**Problems to solve**
1. In the text on TypeScript type narrowing, what does the in operator check?
2. Sum up the text on TypeScript type narrowing in two sentences.
____ Extract
TypeScript understands typeof checks and uses them to narrow the type within each branch of the if statement.

Narrowing with instanceof

instanceof narrows class-based types:

class ApiError {
  constructor(
    public message: string,
    public statusCode: number
  ) {}
}
 
class NetworkError {
  constructor(
    public message: string,
    public isTimeout: boolean
  ) {}
}
 
type AppError = ApiError | NetworkError;
 
function handleError(error: AppError): void {
  if (error instanceof ApiError) {
    console.log(`API ${error.statusCode}: ${error.message}`);
  } else {
    // TypeScript knows error is NetworkError here
    console.log(
      `Network error (timeout: ${error.isTimeout}): ${error.message}`
    );
  }
}

Narrowing with in

The in operator checks whether a property exists on an object — useful for narrowing plain object unions where typeof won't help:

type Cat = { meows: boolean };
type Dog = { barks: boolean };
type Pet = Cat | Dog;
 
function makeNoise(pet: Pet): void {
  if ("meows" in pet) {
    // TypeScript knows pet is Cat here
    console.log(pet.meows ? "Meow!" : "...");
  } else {
    // TypeScript knows pet is Dog here
    console.log(pet.barks ? "Woof!" : "...");
  }
}

Narrowing Must Be Exhaustive

If you don't handle every member of a union, TypeScript may still report errors when accessing member-specific properties. Use else branches or explicit checks to cover all cases. The never type (covered in a later post) helps ensure you haven't missed any.
________
____ Given data
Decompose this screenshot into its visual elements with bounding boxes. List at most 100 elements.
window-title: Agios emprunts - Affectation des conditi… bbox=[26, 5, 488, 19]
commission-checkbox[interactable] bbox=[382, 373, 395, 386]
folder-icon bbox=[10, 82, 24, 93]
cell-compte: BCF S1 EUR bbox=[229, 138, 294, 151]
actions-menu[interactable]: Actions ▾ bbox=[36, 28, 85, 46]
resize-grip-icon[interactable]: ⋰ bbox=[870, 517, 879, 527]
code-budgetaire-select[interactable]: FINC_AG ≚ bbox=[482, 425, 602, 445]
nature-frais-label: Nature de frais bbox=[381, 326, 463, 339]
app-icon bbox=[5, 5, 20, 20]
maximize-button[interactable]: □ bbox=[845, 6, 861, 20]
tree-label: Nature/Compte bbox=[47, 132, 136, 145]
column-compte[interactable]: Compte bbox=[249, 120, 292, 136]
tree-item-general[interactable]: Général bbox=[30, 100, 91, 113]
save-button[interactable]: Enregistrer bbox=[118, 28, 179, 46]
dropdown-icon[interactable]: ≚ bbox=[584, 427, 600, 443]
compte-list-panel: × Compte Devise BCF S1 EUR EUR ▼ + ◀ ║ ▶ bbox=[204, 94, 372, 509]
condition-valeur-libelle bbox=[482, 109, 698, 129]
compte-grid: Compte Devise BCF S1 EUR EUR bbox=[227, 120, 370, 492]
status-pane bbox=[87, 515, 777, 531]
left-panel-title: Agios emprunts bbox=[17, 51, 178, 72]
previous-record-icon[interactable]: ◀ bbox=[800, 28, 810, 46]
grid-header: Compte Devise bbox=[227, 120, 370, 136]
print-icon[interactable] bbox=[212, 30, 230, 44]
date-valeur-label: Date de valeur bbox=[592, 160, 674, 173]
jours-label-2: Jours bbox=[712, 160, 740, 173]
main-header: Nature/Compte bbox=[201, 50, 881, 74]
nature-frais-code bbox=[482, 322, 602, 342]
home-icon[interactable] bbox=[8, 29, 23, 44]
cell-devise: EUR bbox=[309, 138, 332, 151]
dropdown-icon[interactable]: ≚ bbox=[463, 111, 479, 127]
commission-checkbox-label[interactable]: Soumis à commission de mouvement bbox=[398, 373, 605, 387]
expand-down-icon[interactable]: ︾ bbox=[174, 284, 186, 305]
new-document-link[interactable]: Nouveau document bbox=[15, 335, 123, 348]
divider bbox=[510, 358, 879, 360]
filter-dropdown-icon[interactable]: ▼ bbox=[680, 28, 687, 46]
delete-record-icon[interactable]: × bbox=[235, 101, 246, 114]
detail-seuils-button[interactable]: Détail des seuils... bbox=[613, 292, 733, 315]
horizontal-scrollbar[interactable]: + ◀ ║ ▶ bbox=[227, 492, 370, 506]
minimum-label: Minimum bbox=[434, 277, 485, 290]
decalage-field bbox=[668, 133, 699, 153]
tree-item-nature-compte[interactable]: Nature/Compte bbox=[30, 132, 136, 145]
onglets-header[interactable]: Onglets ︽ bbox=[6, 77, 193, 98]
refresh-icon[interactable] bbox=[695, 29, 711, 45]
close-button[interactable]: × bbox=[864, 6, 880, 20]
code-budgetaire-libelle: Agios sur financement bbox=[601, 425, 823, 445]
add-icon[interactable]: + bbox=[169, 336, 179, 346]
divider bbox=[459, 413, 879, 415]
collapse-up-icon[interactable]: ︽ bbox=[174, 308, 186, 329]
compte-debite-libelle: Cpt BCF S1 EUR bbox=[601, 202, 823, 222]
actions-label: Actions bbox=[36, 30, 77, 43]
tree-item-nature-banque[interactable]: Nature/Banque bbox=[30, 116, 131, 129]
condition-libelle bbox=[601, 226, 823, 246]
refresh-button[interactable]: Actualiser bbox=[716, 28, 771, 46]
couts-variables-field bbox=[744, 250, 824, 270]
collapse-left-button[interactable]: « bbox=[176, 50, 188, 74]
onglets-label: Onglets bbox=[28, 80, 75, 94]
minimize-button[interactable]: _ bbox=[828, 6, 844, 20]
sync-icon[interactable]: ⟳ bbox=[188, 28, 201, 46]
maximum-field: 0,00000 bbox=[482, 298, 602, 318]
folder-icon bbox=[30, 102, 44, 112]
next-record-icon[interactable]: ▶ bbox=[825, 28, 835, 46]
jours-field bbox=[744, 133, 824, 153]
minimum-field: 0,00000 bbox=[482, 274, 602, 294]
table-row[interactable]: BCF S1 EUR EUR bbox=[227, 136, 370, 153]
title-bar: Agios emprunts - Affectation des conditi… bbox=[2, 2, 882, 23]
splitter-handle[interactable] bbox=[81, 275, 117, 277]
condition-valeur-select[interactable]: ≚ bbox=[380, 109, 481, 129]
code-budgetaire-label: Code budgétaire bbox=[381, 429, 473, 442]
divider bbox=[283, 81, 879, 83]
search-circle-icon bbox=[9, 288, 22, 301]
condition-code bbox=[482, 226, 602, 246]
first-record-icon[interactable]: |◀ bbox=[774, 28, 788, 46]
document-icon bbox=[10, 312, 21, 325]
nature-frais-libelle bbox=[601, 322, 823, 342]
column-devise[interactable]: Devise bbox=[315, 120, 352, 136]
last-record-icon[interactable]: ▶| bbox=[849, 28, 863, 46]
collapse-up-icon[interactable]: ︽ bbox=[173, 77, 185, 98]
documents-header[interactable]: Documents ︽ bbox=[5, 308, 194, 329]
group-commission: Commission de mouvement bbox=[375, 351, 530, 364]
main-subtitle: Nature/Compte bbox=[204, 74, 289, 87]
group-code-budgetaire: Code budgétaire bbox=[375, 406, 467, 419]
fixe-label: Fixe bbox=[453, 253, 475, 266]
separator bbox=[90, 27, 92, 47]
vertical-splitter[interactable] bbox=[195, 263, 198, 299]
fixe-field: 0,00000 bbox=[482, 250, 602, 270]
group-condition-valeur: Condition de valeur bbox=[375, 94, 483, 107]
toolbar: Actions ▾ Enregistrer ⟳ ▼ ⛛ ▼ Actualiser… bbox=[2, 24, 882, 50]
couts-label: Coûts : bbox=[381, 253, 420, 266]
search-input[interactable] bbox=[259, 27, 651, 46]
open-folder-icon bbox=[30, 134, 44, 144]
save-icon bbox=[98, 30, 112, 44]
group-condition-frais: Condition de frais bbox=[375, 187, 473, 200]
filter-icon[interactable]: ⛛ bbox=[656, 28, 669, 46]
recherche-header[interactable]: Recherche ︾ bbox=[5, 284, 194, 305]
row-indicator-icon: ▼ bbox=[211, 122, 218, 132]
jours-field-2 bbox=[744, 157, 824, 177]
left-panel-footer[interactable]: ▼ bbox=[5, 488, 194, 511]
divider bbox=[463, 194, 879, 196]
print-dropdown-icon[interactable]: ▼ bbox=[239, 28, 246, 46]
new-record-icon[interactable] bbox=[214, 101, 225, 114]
________
**Answers to the exercise**
1. It checks whether a property exists on an object.

2. TypeScript narrows types inside if branches using typeof checks, instanceof for class-based types, and the in operator, which checks whether a property exists on an object and helps with plain object unions where typeof won't. Narrowing should cover every member of a union through else branches or explicit checks, because unhandled members may still cause errors when accessing member-specific properties.